(Task details):
Gather all lines with "expressing" from the records.

** BEGIN Provided information **

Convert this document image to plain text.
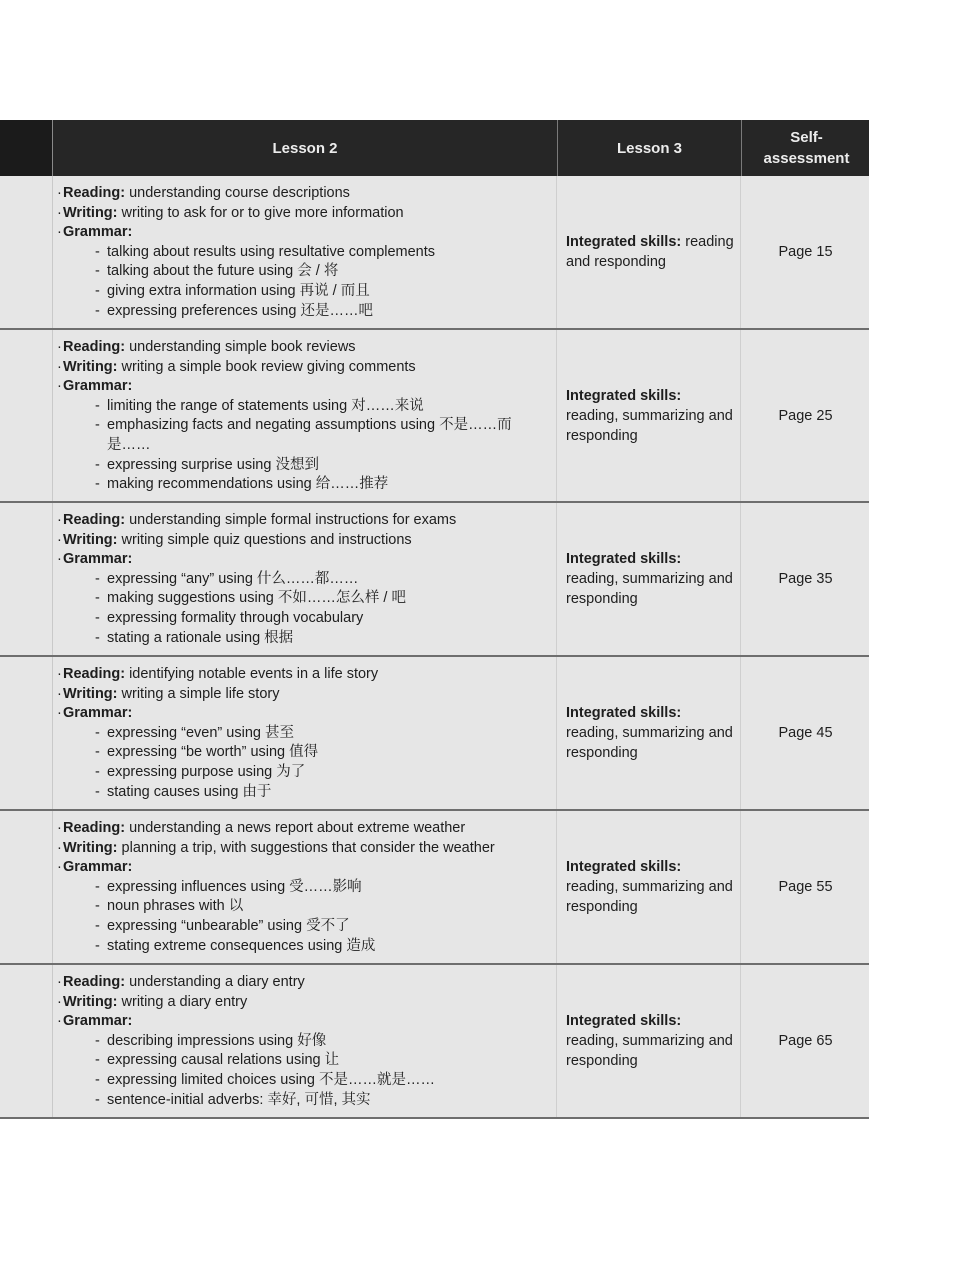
Lesson 2	Lesson 3
Self-
assessment
· Reading: understanding course descriptions
· Writing: writing to ask for or to give more information
· Grammar:
- talking about results using resultative complements
- talking about the future using 会 / 将
- giving extra information using 再说 / 而且
- expressing preferences using 还是……吧
Integrated skills: reading and responding
Page 15
· Reading: understanding simple book reviews
· Writing: writing a simple book review giving comments
· Grammar:
- limiting the range of statements using 对……来说
- emphasizing facts and negating assumptions using 不是……而是……
- expressing surprise using 没想到
- making recommendations using 给……推荐
Integrated skills: reading, summarizing and responding
Page 25
· Reading: understanding simple formal instructions for exams
· Writing: writing simple quiz questions and instructions
· Grammar:
- expressing “any” using 什么……都……
- making suggestions using 不如……怎么样 / 吧
- expressing formality through vocabulary
- stating a rationale using 根据
Integrated skills: reading, summarizing and responding
Page 35
· Reading: identifying notable events in a life story
· Writing: writing a simple life story
· Grammar:
- expressing “even” using 甚至
- expressing “be worth” using 值得
- expressing purpose using 为了
- stating causes using 由于
Integrated skills: reading, summarizing and responding
Page 45
· Reading: understanding a news report about extreme weather
· Writing: planning a trip, with suggestions that consider the weather
· Grammar:
- expressing influences using 受……影响
- noun phrases with 以
- expressing “unbearable” using 受不了
- stating extreme consequences using 造成
Integrated skills: reading, summarizing and responding
Page 55
· Reading: understanding a diary entry
· Writing: writing a diary entry
· Grammar:
- describing impressions using 好像
- expressing causal relations using 让
- expressing limited choices using 不是……就是……
- sentence-initial adverbs: 幸好, 可惜, 其实
Integrated skills: reading, summarizing and responding
Page 65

** END Provided information **

(Solution to the exercise):
- expressing preferences using 还是……吧
- expressing surprise using 没想到
- expressing “any” using 什么……都……
- expressing formality through vocabulary
- expressing “even” using 甚至
- expressing “be worth” using 值得
- expressing purpose using 为了
- expressing influences using 受……影响
- expressing “unbearable” using 受不了
- expressing causal relations using 让
- expressing limited choices using 不是……就是……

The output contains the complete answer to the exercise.